**What you will do**
Below is a block of records. Copy every line in it that contains the word "data".

--- START ---

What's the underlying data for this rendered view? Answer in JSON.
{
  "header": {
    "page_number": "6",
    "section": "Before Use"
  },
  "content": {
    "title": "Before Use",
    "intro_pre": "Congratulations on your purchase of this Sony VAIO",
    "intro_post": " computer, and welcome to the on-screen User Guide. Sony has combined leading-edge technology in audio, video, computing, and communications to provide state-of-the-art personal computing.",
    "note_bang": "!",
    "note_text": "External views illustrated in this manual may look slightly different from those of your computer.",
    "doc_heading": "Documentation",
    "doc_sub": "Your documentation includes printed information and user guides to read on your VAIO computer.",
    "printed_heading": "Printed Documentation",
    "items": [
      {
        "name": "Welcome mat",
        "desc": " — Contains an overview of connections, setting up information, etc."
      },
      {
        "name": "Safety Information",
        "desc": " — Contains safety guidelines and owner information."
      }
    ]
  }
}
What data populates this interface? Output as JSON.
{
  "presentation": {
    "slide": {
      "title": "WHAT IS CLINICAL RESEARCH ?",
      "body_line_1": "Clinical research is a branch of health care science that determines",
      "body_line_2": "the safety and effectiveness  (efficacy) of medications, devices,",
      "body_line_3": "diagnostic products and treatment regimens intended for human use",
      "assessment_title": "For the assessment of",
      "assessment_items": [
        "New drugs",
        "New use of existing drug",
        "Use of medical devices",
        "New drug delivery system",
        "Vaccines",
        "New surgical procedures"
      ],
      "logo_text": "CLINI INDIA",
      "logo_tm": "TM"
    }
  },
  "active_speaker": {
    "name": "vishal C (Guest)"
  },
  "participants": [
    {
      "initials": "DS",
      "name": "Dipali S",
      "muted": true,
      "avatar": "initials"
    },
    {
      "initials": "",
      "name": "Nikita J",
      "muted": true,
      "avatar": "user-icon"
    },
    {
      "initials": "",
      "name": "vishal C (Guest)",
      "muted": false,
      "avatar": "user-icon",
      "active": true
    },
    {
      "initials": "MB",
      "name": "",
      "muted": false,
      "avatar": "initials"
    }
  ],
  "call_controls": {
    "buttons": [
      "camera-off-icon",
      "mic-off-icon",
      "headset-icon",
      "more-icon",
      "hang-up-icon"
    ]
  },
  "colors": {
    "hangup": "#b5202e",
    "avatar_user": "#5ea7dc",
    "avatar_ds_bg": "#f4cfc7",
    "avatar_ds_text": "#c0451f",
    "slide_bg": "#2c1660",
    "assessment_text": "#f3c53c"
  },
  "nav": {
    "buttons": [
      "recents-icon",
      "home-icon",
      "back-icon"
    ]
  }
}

--- END ---

**Correct output**
What's the underlying data for this rendered view? Answer in JSON.
What data populates this interface? Output as JSON.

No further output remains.